Building a Realtime Election Tracker

On January 11th, 2020, Taiwan went to the polls to elect their next President and Legislature. For us at the News Lens, we formed a small team of designers, engineers, and editors to build this year’s election tracker.

Feature Image
Jan 2020

On January 11th, 2020, Taiwan went to the polls to elect their next President and Legislature. In Taiwan’s short history as a democracy, this election was only the 7th presidential election that Taiwan has held, conducted after months of unrest in Hong Kong and an increasing trend of populism around the world. For us at the News Lens, we formed a small team of designers, engineers, and editors to build this year’s election tracker.

2020年1月11號,台灣舉辦了總統立委大選。從台灣民主化到現在的時間不長,這只是第七次總統大選。這段時期,香港正發生反送中事件,以及世界許多國家有往民粹主義發展的趨勢。我和在關鍵評論網的厲害設計師、編輯和產品長藉著這個機會做了一個特別的專題

Product

產品規劃

Before we started planning the technical details, we began by thinking about election coverage as a product: What do readers care about? What are their reading habits / usage patterns? Who is our audience?

開始討論技術的細節之前,我想先從產品的角度來談這個選舉報導專題:我們必須思考我們讀者所最關注的東西、閱讀習慣和他們的背景。按照這些需求,我們設計的頁面是左側的表格與右側的地圖互相連動。上方是整體的總統或立委選情。

#### [RAW DATA]
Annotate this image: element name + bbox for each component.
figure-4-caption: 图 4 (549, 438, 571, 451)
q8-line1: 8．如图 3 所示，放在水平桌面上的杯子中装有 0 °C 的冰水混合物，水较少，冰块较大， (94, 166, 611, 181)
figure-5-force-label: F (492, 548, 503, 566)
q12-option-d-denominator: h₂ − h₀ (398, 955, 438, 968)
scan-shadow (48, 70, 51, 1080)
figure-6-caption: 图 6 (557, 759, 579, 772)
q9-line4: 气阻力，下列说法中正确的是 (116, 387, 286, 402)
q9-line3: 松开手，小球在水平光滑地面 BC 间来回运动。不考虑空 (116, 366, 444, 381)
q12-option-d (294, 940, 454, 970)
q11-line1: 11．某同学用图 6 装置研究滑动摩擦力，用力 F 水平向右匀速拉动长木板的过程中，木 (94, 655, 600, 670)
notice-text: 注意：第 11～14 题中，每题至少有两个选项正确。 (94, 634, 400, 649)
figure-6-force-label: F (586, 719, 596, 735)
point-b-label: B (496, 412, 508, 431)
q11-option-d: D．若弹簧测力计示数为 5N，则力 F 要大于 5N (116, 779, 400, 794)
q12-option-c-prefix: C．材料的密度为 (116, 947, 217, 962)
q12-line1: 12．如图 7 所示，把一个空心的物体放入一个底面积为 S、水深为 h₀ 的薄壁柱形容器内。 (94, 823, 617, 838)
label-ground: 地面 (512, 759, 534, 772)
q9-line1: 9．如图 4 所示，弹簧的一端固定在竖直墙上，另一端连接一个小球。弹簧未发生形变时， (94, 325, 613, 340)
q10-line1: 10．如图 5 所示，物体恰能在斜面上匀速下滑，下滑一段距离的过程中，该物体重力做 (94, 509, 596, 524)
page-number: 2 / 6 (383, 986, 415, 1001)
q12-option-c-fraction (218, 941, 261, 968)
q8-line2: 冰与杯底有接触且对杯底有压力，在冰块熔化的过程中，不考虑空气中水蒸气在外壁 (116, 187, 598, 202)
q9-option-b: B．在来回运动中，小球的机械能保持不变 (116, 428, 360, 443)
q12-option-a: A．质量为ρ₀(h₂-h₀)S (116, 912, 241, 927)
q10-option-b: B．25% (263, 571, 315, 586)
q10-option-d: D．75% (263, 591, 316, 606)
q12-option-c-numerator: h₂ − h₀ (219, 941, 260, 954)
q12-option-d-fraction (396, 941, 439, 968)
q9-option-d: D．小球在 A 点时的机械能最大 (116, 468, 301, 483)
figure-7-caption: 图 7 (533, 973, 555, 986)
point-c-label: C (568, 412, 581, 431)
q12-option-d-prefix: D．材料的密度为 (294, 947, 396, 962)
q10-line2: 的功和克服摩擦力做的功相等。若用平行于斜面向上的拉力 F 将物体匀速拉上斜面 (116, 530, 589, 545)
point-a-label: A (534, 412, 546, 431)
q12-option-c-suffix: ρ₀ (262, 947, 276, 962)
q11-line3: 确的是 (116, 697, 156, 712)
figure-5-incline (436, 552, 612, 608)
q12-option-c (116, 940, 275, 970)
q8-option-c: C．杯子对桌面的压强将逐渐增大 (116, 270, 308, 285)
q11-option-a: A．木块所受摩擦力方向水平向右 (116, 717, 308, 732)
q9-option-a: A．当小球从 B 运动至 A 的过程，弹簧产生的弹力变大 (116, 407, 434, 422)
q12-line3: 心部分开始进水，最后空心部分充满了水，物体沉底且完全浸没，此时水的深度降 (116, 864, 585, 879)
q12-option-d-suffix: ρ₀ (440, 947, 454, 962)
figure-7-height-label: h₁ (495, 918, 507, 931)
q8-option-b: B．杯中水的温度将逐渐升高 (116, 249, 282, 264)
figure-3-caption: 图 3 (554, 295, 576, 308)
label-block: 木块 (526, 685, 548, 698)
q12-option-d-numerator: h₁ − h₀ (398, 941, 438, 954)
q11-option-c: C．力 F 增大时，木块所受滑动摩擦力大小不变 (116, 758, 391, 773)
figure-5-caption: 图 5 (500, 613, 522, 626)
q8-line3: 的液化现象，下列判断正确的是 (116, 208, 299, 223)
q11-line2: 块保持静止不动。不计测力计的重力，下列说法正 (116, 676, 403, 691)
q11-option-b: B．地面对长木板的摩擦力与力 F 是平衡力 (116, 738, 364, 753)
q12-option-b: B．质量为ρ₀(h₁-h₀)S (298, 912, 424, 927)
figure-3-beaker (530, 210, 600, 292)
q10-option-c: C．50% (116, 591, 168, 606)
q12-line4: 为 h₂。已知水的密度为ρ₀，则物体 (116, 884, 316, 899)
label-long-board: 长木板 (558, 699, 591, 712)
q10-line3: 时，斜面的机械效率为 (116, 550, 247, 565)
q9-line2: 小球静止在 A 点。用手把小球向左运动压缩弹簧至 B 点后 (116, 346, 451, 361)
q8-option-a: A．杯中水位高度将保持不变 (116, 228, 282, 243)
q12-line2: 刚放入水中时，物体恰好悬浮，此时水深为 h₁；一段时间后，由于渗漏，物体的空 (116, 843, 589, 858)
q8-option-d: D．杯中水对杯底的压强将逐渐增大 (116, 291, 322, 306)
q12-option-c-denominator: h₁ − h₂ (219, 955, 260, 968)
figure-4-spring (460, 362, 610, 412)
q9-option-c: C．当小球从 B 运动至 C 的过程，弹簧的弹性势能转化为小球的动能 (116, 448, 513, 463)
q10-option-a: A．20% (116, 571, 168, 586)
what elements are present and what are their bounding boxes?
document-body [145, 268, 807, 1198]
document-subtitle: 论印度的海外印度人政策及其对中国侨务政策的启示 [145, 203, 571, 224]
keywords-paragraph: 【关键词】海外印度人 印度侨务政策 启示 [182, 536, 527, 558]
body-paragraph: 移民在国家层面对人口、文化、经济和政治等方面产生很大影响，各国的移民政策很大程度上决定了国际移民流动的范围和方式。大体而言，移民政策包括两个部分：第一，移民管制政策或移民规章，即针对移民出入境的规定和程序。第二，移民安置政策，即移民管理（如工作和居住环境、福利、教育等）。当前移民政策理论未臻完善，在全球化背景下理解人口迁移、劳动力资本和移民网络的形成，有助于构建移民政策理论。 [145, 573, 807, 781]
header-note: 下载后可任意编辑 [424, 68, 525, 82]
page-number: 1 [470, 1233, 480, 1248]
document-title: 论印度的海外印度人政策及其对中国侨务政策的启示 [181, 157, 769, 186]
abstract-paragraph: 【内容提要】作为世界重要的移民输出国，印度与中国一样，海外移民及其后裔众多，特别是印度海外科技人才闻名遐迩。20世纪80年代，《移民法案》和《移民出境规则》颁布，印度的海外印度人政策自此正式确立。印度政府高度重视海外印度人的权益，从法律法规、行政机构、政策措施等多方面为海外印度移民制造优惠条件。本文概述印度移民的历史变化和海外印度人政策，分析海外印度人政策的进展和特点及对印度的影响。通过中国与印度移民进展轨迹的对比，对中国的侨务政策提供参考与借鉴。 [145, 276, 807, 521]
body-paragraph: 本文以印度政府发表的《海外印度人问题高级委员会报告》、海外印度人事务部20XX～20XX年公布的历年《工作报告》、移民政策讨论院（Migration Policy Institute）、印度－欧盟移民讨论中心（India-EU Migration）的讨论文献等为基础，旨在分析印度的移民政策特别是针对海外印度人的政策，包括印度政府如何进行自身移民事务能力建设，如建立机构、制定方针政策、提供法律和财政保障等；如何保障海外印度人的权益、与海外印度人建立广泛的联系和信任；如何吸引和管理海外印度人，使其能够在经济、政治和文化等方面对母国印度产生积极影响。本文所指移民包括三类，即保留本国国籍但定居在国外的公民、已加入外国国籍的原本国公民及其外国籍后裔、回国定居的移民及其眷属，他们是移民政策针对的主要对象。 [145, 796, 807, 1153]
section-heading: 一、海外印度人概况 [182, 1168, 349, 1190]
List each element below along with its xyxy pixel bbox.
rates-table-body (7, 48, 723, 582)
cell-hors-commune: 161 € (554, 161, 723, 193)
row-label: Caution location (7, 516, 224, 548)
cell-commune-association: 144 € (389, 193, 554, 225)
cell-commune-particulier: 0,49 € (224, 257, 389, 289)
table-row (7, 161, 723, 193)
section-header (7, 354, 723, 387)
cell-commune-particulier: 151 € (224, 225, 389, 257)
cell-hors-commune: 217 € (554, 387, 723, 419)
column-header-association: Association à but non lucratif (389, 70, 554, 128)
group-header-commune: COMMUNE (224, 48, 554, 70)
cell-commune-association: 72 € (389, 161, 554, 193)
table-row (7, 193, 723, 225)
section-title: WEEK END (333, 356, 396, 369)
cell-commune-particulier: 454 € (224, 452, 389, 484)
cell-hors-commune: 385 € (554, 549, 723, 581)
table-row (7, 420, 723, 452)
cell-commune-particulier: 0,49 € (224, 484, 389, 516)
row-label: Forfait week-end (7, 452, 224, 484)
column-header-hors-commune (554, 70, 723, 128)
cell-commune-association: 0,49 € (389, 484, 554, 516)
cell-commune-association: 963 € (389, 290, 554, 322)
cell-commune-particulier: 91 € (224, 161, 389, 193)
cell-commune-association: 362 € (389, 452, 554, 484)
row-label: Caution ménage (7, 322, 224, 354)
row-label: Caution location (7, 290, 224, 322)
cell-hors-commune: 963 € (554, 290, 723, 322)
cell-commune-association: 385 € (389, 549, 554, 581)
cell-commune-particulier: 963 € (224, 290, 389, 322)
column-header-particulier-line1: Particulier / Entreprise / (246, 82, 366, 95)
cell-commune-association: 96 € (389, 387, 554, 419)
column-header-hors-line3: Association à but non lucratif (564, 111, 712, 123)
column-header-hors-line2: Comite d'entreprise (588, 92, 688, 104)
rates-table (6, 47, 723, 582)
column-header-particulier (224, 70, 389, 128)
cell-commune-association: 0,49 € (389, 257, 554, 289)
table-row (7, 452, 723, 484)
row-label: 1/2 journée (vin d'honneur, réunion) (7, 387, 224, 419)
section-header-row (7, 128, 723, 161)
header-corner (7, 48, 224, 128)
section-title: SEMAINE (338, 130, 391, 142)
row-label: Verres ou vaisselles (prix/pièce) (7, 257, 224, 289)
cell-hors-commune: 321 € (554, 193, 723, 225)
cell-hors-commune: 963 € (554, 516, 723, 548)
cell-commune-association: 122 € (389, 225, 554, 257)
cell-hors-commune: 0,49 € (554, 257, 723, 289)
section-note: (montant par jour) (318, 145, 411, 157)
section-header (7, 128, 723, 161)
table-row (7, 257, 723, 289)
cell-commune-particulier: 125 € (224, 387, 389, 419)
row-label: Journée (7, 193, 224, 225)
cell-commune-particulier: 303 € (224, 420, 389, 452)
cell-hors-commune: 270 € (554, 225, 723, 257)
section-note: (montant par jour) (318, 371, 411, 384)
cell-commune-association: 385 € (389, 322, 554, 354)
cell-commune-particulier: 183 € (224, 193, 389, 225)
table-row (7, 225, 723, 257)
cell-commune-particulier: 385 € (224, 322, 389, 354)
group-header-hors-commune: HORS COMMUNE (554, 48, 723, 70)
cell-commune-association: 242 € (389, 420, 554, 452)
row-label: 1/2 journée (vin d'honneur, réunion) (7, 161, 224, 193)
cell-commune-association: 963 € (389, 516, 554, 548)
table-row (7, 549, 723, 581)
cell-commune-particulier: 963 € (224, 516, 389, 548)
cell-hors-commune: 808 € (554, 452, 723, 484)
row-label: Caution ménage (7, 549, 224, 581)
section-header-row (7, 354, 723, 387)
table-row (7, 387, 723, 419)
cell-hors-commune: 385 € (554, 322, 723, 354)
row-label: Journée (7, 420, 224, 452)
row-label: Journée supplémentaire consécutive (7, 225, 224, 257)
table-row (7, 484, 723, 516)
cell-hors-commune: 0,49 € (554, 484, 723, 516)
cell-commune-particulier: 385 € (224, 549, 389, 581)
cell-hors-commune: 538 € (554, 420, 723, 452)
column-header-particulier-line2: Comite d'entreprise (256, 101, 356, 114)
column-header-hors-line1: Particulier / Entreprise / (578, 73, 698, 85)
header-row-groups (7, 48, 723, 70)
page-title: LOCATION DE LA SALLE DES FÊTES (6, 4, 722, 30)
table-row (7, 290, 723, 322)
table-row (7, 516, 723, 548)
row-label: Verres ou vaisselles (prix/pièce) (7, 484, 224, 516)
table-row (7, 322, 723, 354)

#### [CHALLENGES]
**1)** Edit the election tracker article from "2020年1月11號,台灣舉" down to "上方是整體的總統或立委選情。" and write out that stretch, using "readership" in place of "audience".
**2)** Proceed with the election tracker article, continuing it from the point where it stops.
The lines are not needed for anything here.

#### [OUTPUTS IN ORDER]
**1)**
2020年1月11號,台灣舉辦了總統立委大選。從台灣民主化到現在的時間不長,這只是第七次總統大選。這段時期,香港正發生反送中事件,以及世界許多國家有往民粹主義發展的趨勢。我和在關鍵評論網的厲害設計師、編輯和產品長藉著這個機會做了一個特別的專題

Product

產品規劃

Before we started planning the technical details, we began by thinking about election coverage as a product: What do readers care about? What are their reading habits / usage patterns? Who is our readership?

開始討論技術的細節之前,我想先從產品的角度來談這個選舉報導專題:我們必須思考我們讀者所最關注的東西、閱讀習慣和他們的背景。按照這些需求,我們設計的頁面是左側的表格與右側的地圖互相連動。上方是整體的總統或立委選情。

**2)**
Election Tracker Devices

For starters, we expected that 80% of our readers would be accessing our content from a mobile device, and the large majority would be looking for Chinese content, although we would also make a version for our English readers. We knew that we wanted to display the results as close to realtime as we possible could, and knew that we wanted to cover presidential, district legislators, party legislators, and indigenous legislators. We also knew that we wanted to create an experience that gave readers content for before, during, and after the election, and to make content that could be built upon and referenced in the future.

第一個考量是我們預期 80% 的讀者會用手機看我們的開票網站,再者,雖然大部分讀者是中文使用者,但也會有英文的讀者對台灣大選有興趣。我們也知道頁面需要最即時的資訊,包含總統、分區立委、不分區立委和原住民立委。而且我們也知道給讀者的體驗不只是選舉開票的過程,在選舉之前跟之後的資訊都很重要。另外,我們也想做出一些未來還可以持續沿用的元件。這開票網站總共花了差不多兩個月的時間完整。包含的團隊主要是一位工程師和一位設計師。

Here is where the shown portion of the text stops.